Exercise objective:
Keep the images out and copy every entry below exactly.

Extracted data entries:
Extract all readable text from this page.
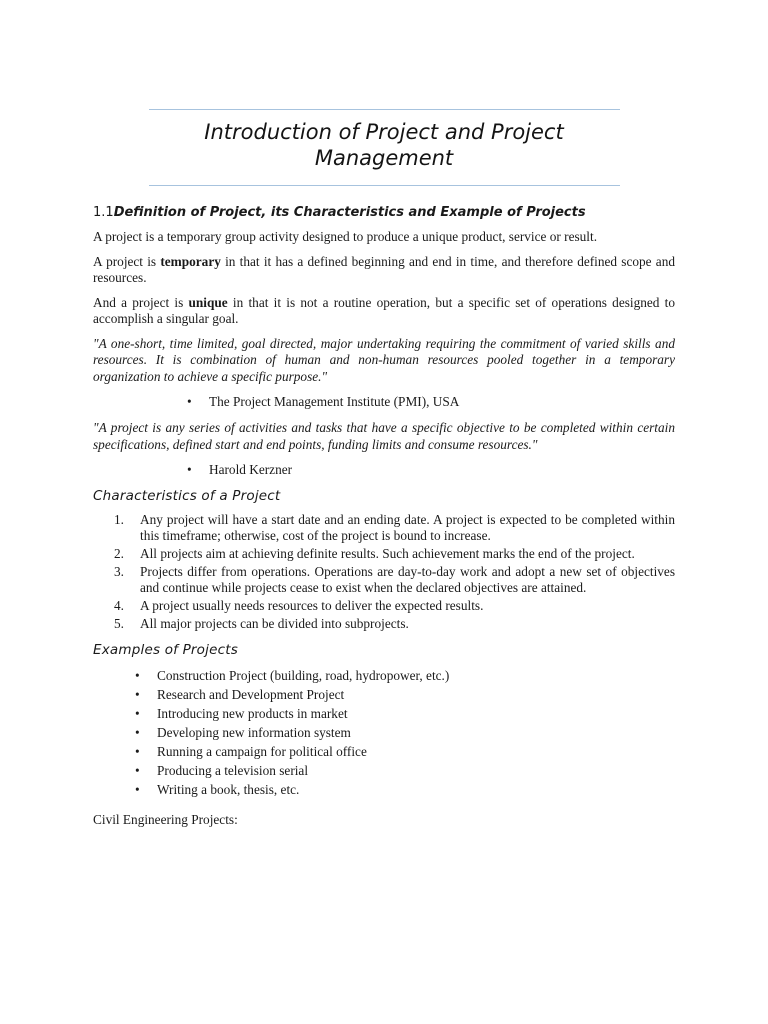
Introduction of Project and Project Management
1.1Definition of Project, its Characteristics and Example of Projects

A project is a temporary group activity designed to produce a unique product, service or result.

A project is temporary in that it has a defined beginning and end in time, and therefore defined scope and resources.

And a project is unique in that it is not a routine operation, but a specific set of operations designed to accomplish a singular goal.

"A one-short, time limited, goal directed, major undertaking requiring the commitment of varied skills and resources. It is combination of human and non-human resources pooled together in a temporary organization to achieve a specific purpose."

• The Project Management Institute (PMI), USA

"A project is any series of activities and tasks that have a specific objective to be completed within certain specifications, defined start and end points, funding limits and consume resources."

• Harold Kerzner
Characteristics of a Project
1. Any project will have a start date and an ending date. A project is expected to be completed within this timeframe; otherwise, cost of the project is bound to increase.
2. All projects aim at achieving definite results. Such achievement marks the end of the project.
3. Projects differ from operations. Operations are day-to-day work and adopt a new set of objectives and continue while projects cease to exist when the declared objectives are attained.
4. A project usually needs resources to deliver the expected results.
5. All major projects can be divided into subprojects.
Examples of Projects
• Construction Project (building, road, hydropower, etc.)
• Research and Development Project
• Introducing new products in market
• Developing new information system
• Running a campaign for political office
• Producing a television serial
• Writing a book, thesis, etc.
Civil Engineering Projects:
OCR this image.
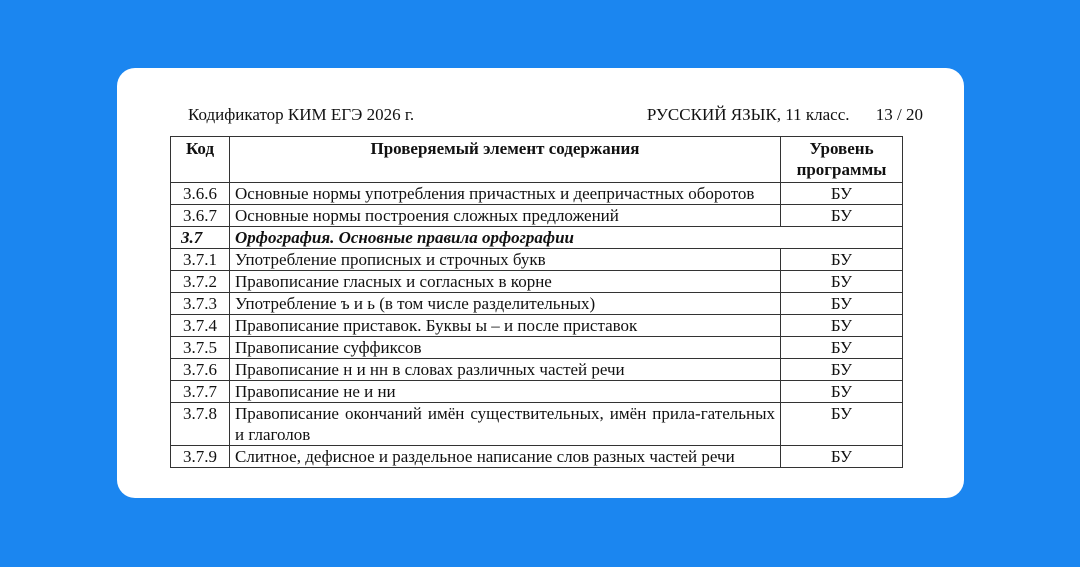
Кодификатор КИМ ЕГЭ 2026 г.	РУССКИЙ ЯЗЫК, 11 класс. 13 / 20
Код	Проверяемый элемент содержания	Уровень программы
3.6.6	Основные нормы употребления причастных и деепричастных оборотов	БУ
3.6.7	Основные нормы построения сложных предложений	БУ
3.7	Орфография. Основные правила орфографии	
3.7.1	Употребление прописных и строчных букв	БУ
3.7.2	Правописание гласных и согласных в корне	БУ
3.7.3	Употребление ъ и ь (в том числе разделительных)	БУ
3.7.4	Правописание приставок. Буквы ы – и после приставок	БУ
3.7.5	Правописание суффиксов	БУ
3.7.6	Правописание н и нн в словах различных частей речи	БУ
3.7.7	Правописание не и ни	БУ
3.7.8	Правописание окончаний имён существительных, имён прила-гательных и глаголов	БУ
3.7.9	Слитное, дефисное и раздельное написание слов разных частей речи	БУ
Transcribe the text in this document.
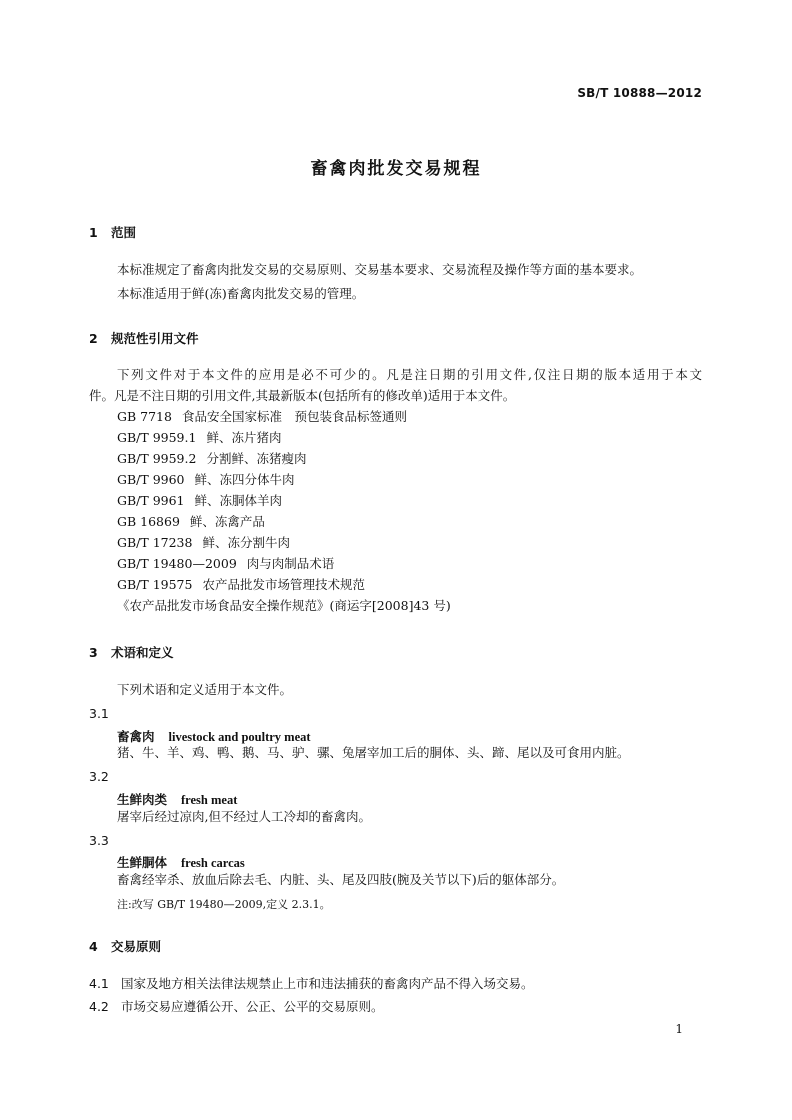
SB/T 10888—2012
畜禽肉批发交易规程
1 范围
本标准规定了畜禽肉批发交易的交易原则、交易基本要求、交易流程及操作等方面的基本要求。
本标准适用于鲜(冻)畜禽肉批发交易的管理。
2 规范性引用文件
下列文件对于本文件的应用是必不可少的。凡是注日期的引用文件,仅注日期的版本适用于本文
件。凡是不注日期的引用文件,其最新版本(包括所有的修改单)适用于本文件。
GB 7718 食品安全国家标准　预包装食品标签通则
GB/T 9959.1 鲜、冻片猪肉
GB/T 9959.2 分割鲜、冻猪瘦肉
GB/T 9960 鲜、冻四分体牛肉
GB/T 9961 鲜、冻胴体羊肉
GB 16869 鲜、冻禽产品
GB/T 17238 鲜、冻分割牛肉
GB/T 19480—2009 肉与肉制品术语
GB/T 19575 农产品批发市场管理技术规范
《农产品批发市场食品安全操作规范》(商运字[2008]43 号)
3 术语和定义
下列术语和定义适用于本文件。
3.1
畜禽肉 livestock and poultry meat
猪、牛、羊、鸡、鸭、鹅、马、驴、骡、兔屠宰加工后的胴体、头、蹄、尾以及可食用内脏。
3.2
生鲜肉类 fresh meat
屠宰后经过凉肉,但不经过人工冷却的畜禽肉。
3.3
生鲜胴体 fresh carcas
畜禽经宰杀、放血后除去毛、内脏、头、尾及四肢(腕及关节以下)后的躯体部分。
注:改写 GB/T 19480—2009,定义 2.3.1。
4 交易原则
4.1 国家及地方相关法律法规禁止上市和违法捕获的畜禽肉产品不得入场交易。
4.2 市场交易应遵循公开、公正、公平的交易原则。
1
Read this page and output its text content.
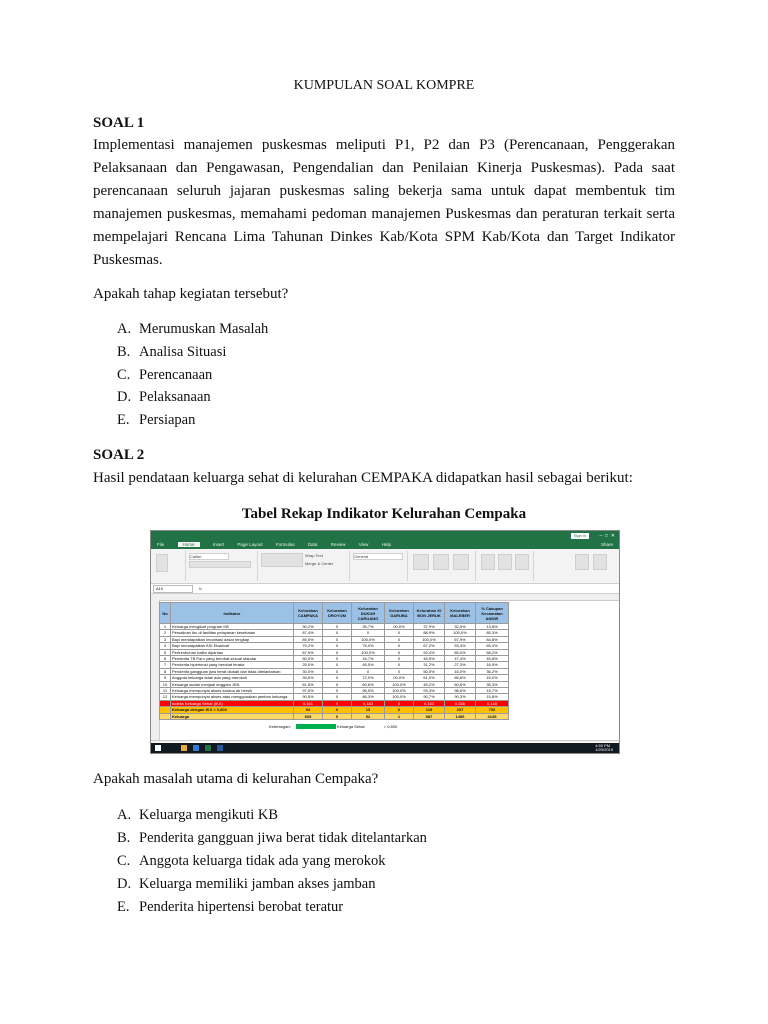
KUMPULAN SOAL KOMPRE
SOAL 1
Implementasi manajemen puskesmas meliputi P1, P2 dan P3 (Perencanaan, Penggerakan Pelaksanaan dan Pengawasan, Pengendalian dan Penilaian Kinerja Puskesmas). Pada saat perencanaan seluruh jajaran puskesmas saling bekerja sama untuk dapat membentuk tim manajemen puskesmas, memahami pedoman manajemen Puskesmas dan peraturan terkait serta mempelajari Rencana Lima Tahunan Dinkes Kab/Kota SPM Kab/Kota dan Target Indikator Puskesmas.
Apakah tahap kegiatan tersebut?
A. Merumuskan Masalah
B. Analisa Situasi
C. Perencanaan
D. Pelaksanaan
E. Persiapan
SOAL 2
Hasil pendataan keluarga sehat di kelurahan CEMPAKA didapatkan hasil sebagai berikut:
Tabel Rekap Indikator Kelurahan Cempaka
Sign in	–  □  ✕
File	Home	Insert	Page Layout	Formulas	Data	Review	View	Help	Share
Calibri	Wrap Text
Merge & Center
General
A10	fx
No	Indikator	Kelurahan CAMPAKA	Kelurahan DROYOM	Kelurahan DUKUH CARUANG	Kelurahan DARUBA	Kelurahan KI BON JERUK	Kelurahan MALEBER	% Cakupan Kecamatan ANDIR
1	Keluarga mengikuti program KB	30,2%	0	35,7%	00,0%	37,9%	32,5%	13,8%
2	Persalinan ibu di fasilitas pelayanan kesehatan	87,4%	0	0	0	88,9%	100,0%	85,3%
3	Bayi mendapatkan imunisasi dasar lengkap	89,5%	0	100,0%	0	100,0%	67,9%	84,8%
4	Bayi mendapatkan ASI Eksklusif	75,2%	0	75,0%	0	67,2%	53,4%	65,4%
5	Pertumbuhan balita dipantau	87,9%	0	100,0%	0	92,4%	85,0%	58,2%
6	Penderita TB Paru yang berobat sesuai standar	50,0%	0	16,7%	0	45,5%	47,4%	45,8%
7	Penderita hipertensi yang berobat teratur	25,0%	0	45,5%	0	31,2%	27,3%	16,9%
8	Penderita gangguan jiwa berat diobati dan tidak ditelantarkan	30,0%	0	0	0	50,0%	16,0%	36,2%
9	Anggota keluarga tidak ada yang merokok	39,6%	0	72,0%	00,0%	61,0%	66,6%	16,0%
10	Keluarga sudah menjadi anggota JKN	61,5%	0	50,6%	100,0%	45,2%	60,6%	35,3%
11	Keluarga mempunyai akses sarana air bersih	97,6%	0	96,5%	100,0%	93,3%	96,6%	15,7%
12	Keluarga mempunyai akses atau menggunakan jamban keluarga	90,5%	0	86,3%	100,0%	90,7%	90,3%	15,8%
	Indeks Keluarga Sehat (IKS)	0,161	0	0,183	0	0,153	0,336	0,145
	Keluarga dengan IKS > 0,800	94	0	15	0	115	237	752
	Keluarga	665	0	52	1	587	1496	4135
Keterangan:	Keluarga Sehat	> 0,800
4:50 PM
1/20/2019
Apakah masalah utama di kelurahan Cempaka?
A. Keluarga mengikuti KB
B. Penderita gangguan jiwa berat tidak ditelantarkan
C. Anggota keluarga tidak ada yang merokok
D. Keluarga memiliki jamban akses jamban
E. Penderita hipertensi berobat teratur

Output of the task:
Extract all readable text from this page.
Introduction of Project and Project Management
1.1Definition of Project, its Characteristics and Example of Projects

A project is a temporary group activity designed to produce a unique product, service or result.

A project is temporary in that it has a defined beginning and end in time, and therefore defined scope and resources.

And a project is unique in that it is not a routine operation, but a specific set of operations designed to accomplish a singular goal.

"A one-short, time limited, goal directed, major undertaking requiring the commitment of varied skills and resources. It is combination of human and non-human resources pooled together in a temporary organization to achieve a specific purpose."

• The Project Management Institute (PMI), USA

"A project is any series of activities and tasks that have a specific objective to be completed within certain specifications, defined start and end points, funding limits and consume resources."

• Harold Kerzner
Characteristics of a Project
1. Any project will have a start date and an ending date. A project is expected to be completed within this timeframe; otherwise, cost of the project is bound to increase.
2. All projects aim at achieving definite results. Such achievement marks the end of the project.
3. Projects differ from operations. Operations are day-to-day work and adopt a new set of objectives and continue while projects cease to exist when the declared objectives are attained.
4. A project usually needs resources to deliver the expected results.
5. All major projects can be divided into subprojects.
Examples of Projects
• Construction Project (building, road, hydropower, etc.)
• Research and Development Project
• Introducing new products in market
• Developing new information system
• Running a campaign for political office
• Producing a television serial
• Writing a book, thesis, etc.
Civil Engineering Projects:
OCR this image.
Кодификатор КИМ ЕГЭ 2026 г.	РУССКИЙ ЯЗЫК, 11 класс. 13 / 20
Код	Проверяемый элемент содержания	Уровень программы
3.6.6	Основные нормы употребления причастных и деепричастных оборотов	БУ
3.6.7	Основные нормы построения сложных предложений	БУ
3.7	Орфография. Основные правила орфографии	
3.7.1	Употребление прописных и строчных букв	БУ
3.7.2	Правописание гласных и согласных в корне	БУ
3.7.3	Употребление ъ и ь (в том числе разделительных)	БУ
3.7.4	Правописание приставок. Буквы ы – и после приставок	БУ
3.7.5	Правописание суффиксов	БУ
3.7.6	Правописание н и нн в словах различных частей речи	БУ
3.7.7	Правописание не и ни	БУ
3.7.8	Правописание окончаний имён существительных, имён прила-гательных и глаголов	БУ
3.7.9	Слитное, дефисное и раздельное написание слов разных частей речи	БУ
Transcribe the text in this document.
SB/T 10888—2012
畜禽肉批发交易规程
1 范围
本标准规定了畜禽肉批发交易的交易原则、交易基本要求、交易流程及操作等方面的基本要求。
本标准适用于鲜(冻)畜禽肉批发交易的管理。
2 规范性引用文件
下列文件对于本文件的应用是必不可少的。凡是注日期的引用文件,仅注日期的版本适用于本文
件。凡是不注日期的引用文件,其最新版本(包括所有的修改单)适用于本文件。
GB 7718 食品安全国家标准　预包装食品标签通则
GB/T 9959.1 鲜、冻片猪肉
GB/T 9959.2 分割鲜、冻猪瘦肉
GB/T 9960 鲜、冻四分体牛肉
GB/T 9961 鲜、冻胴体羊肉
GB 16869 鲜、冻禽产品
GB/T 17238 鲜、冻分割牛肉
GB/T 19480—2009 肉与肉制品术语
GB/T 19575 农产品批发市场管理技术规范
《农产品批发市场食品安全操作规范》(商运字[2008]43 号)
3 术语和定义
下列术语和定义适用于本文件。
3.1
畜禽肉 livestock and poultry meat
猪、牛、羊、鸡、鸭、鹅、马、驴、骡、兔屠宰加工后的胴体、头、蹄、尾以及可食用内脏。
3.2
生鲜肉类 fresh meat
屠宰后经过凉肉,但不经过人工冷却的畜禽肉。
3.3
生鲜胴体 fresh carcas
畜禽经宰杀、放血后除去毛、内脏、头、尾及四肢(腕及关节以下)后的躯体部分。
注:改写 GB/T 19480—2009,定义 2.3.1。
4 交易原则
4.1 国家及地方相关法律法规禁止上市和违法捕获的畜禽肉产品不得入场交易。
4.2 市场交易应遵循公开、公正、公平的交易原则。
1
Read this page and output its text content.
KUMPULAN SOAL KOMPRE
SOAL 1
Implementasi manajemen puskesmas meliputi P1, P2 dan P3 (Perencanaan, Penggerakan Pelaksanaan dan Pengawasan, Pengendalian dan Penilaian Kinerja Puskesmas). Pada saat perencanaan seluruh jajaran puskesmas saling bekerja sama untuk dapat membentuk tim manajemen puskesmas, memahami pedoman manajemen Puskesmas dan peraturan terkait serta mempelajari Rencana Lima Tahunan Dinkes Kab/Kota SPM Kab/Kota dan Target Indikator Puskesmas.
Apakah tahap kegiatan tersebut?
A. Merumuskan Masalah
B. Analisa Situasi
C. Perencanaan
D. Pelaksanaan
E. Persiapan
SOAL 2
Hasil pendataan keluarga sehat di kelurahan CEMPAKA didapatkan hasil sebagai berikut:
Tabel Rekap Indikator Kelurahan Cempaka
Sign in	–  □  ✕
File	Home	Insert	Page Layout	Formulas	Data	Review	View	Help	Share
Calibri	Wrap Text
Merge & Center
General
A10	fx
No	Indikator	Kelurahan CAMPAKA	Kelurahan DROYOM	Kelurahan DUKUH CARUANG	Kelurahan DARUBA	Kelurahan KI BON JERUK	Kelurahan MALEBER	% Cakupan Kecamatan ANDIR
1	Keluarga mengikuti program KB	30,2%	0	35,7%	00,0%	37,9%	32,5%	13,8%
2	Persalinan ibu di fasilitas pelayanan kesehatan	87,4%	0	0	0	88,9%	100,0%	85,3%
3	Bayi mendapatkan imunisasi dasar lengkap	89,5%	0	100,0%	0	100,0%	67,9%	84,8%
4	Bayi mendapatkan ASI Eksklusif	75,2%	0	75,0%	0	67,2%	53,4%	65,4%
5	Pertumbuhan balita dipantau	87,9%	0	100,0%	0	92,4%	85,0%	58,2%
6	Penderita TB Paru yang berobat sesuai standar	50,0%	0	16,7%	0	45,5%	47,4%	45,8%
7	Penderita hipertensi yang berobat teratur	25,0%	0	45,5%	0	31,2%	27,3%	16,9%
8	Penderita gangguan jiwa berat diobati dan tidak ditelantarkan	30,0%	0	0	0	50,0%	16,0%	36,2%
9	Anggota keluarga tidak ada yang merokok	39,6%	0	72,0%	00,0%	61,0%	66,6%	16,0%
10	Keluarga sudah menjadi anggota JKN	61,5%	0	50,6%	100,0%	45,2%	60,6%	35,3%
11	Keluarga mempunyai akses sarana air bersih	97,6%	0	96,5%	100,0%	93,3%	96,6%	15,7%
12	Keluarga mempunyai akses atau menggunakan jamban keluarga	90,5%	0	86,3%	100,0%	90,7%	90,3%	15,8%
	Indeks Keluarga Sehat (IKS)	0,161	0	0,183	0	0,153	0,336	0,145
	Keluarga dengan IKS > 0,800	94	0	15	0	115	237	752
	Keluarga	665	0	52	1	587	1496	4135
Keterangan:	Keluarga Sehat	> 0,800
4:50 PM
1/20/2019
Apakah masalah utama di kelurahan Cempaka?
A. Keluarga mengikuti KB
B. Penderita gangguan jiwa berat tidak ditelantarkan
C. Anggota keluarga tidak ada yang merokok
D. Keluarga memiliki jamban akses jamban
E. Penderita hipertensi berobat teratur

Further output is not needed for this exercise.